• _BRIEF_
Type out the complete listing below word for word, without its pictures.

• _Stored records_
= = = = =

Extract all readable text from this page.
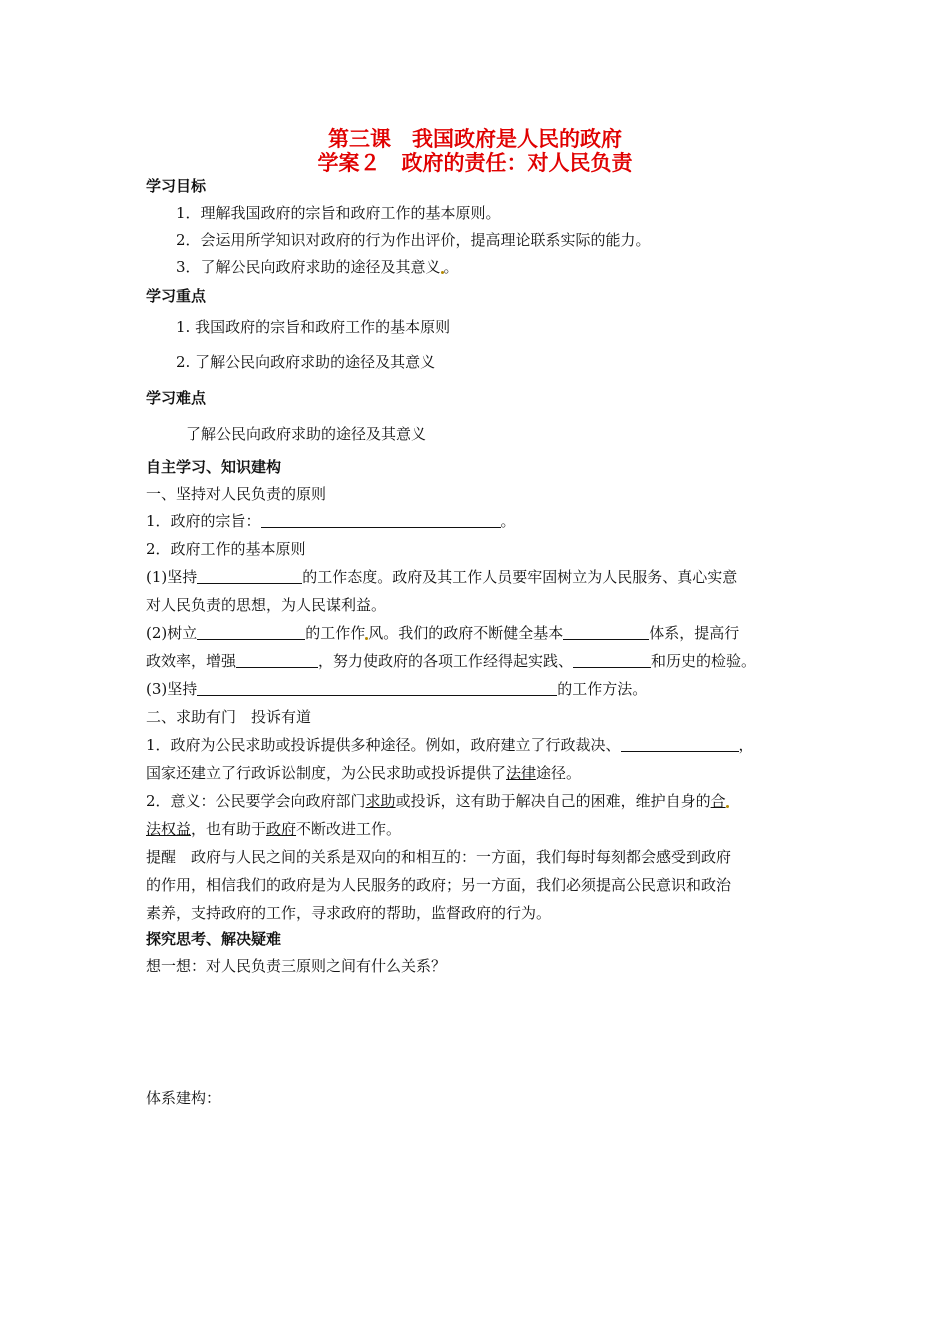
第三课　我国政府是人民的政府
学案２　政府的责任：对人民负责
学习目标
1．理解我国政府的宗旨和政府工作的基本原则。
2．会运用所学知识对政府的行为作出评价，提高理论联系实际的能力。
3．了解公民向政府求助的途径及其意义 。
学习重点
1. 我国政府的宗旨和政府工作的基本原则
2. 了解公民向政府求助的途径及其意义
学习难点
了解公民向政府求助的途径及其意义
自主学习、知识建构
一、坚持对人民负责的原则
1．政府的宗旨：	。
2．政府工作的基本原则
(1)坚持	的工作态度。政府及其工作人员要牢固树立为人民服务、真心实意
对人民负责的思想，为人民谋利益。
(2)树立	的工作作 风。我们的政府不断健全基本	体系，提高行
政效率，增强	，努力使政府的各项工作经得起实践、	和历史的检验。
(3)坚持	的工作方法。
二、求助有门　投诉有道
1．政府为公民求助或投诉提供多种途径。例如，政府建立了行政裁决、	，
国家还建立了行政诉讼制度，为公民求助或投诉提供了法律途径。
2．意义：公民要学会向政府部门求助或投诉，这有助于解决自己的困难，维护自身的合
法权益，也有助于政府不断改进工作。
提醒　政府与人民之间的关系是双向的和相互的：一方面，我们每时每刻都会感受到政府
的作用，相信我们的政府是为人民服务的政府；另一方面，我们必须提高公民意识和政治
素养，支持政府的工作，寻求政府的帮助，监督政府的行为。
探究思考、解决疑难
想一想：对人民负责三原则之间有什么关系？
体系建构：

= = = = =

• _TASK ANSWER_
Extract all readable text from this page.
第三课　我国政府是人民的政府
学案２　政府的责任：对人民负责
学习目标
1．理解我国政府的宗旨和政府工作的基本原则。
2．会运用所学知识对政府的行为作出评价，提高理论联系实际的能力。
3．了解公民向政府求助的途径及其意义 。
学习重点
1. 我国政府的宗旨和政府工作的基本原则
2. 了解公民向政府求助的途径及其意义
学习难点
了解公民向政府求助的途径及其意义
自主学习、知识建构
一、坚持对人民负责的原则
1．政府的宗旨：	。
2．政府工作的基本原则
(1)坚持	的工作态度。政府及其工作人员要牢固树立为人民服务、真心实意
对人民负责的思想，为人民谋利益。
(2)树立	的工作作 风。我们的政府不断健全基本	体系，提高行
政效率，增强	，努力使政府的各项工作经得起实践、	和历史的检验。
(3)坚持	的工作方法。
二、求助有门　投诉有道
1．政府为公民求助或投诉提供多种途径。例如，政府建立了行政裁决、	，
国家还建立了行政诉讼制度，为公民求助或投诉提供了法律途径。
2．意义：公民要学会向政府部门求助或投诉，这有助于解决自己的困难，维护自身的合
法权益，也有助于政府不断改进工作。
提醒　政府与人民之间的关系是双向的和相互的：一方面，我们每时每刻都会感受到政府
的作用，相信我们的政府是为人民服务的政府；另一方面，我们必须提高公民意识和政治
素养，支持政府的工作，寻求政府的帮助，监督政府的行为。
探究思考、解决疑难
想一想：对人民负责三原则之间有什么关系？
体系建构：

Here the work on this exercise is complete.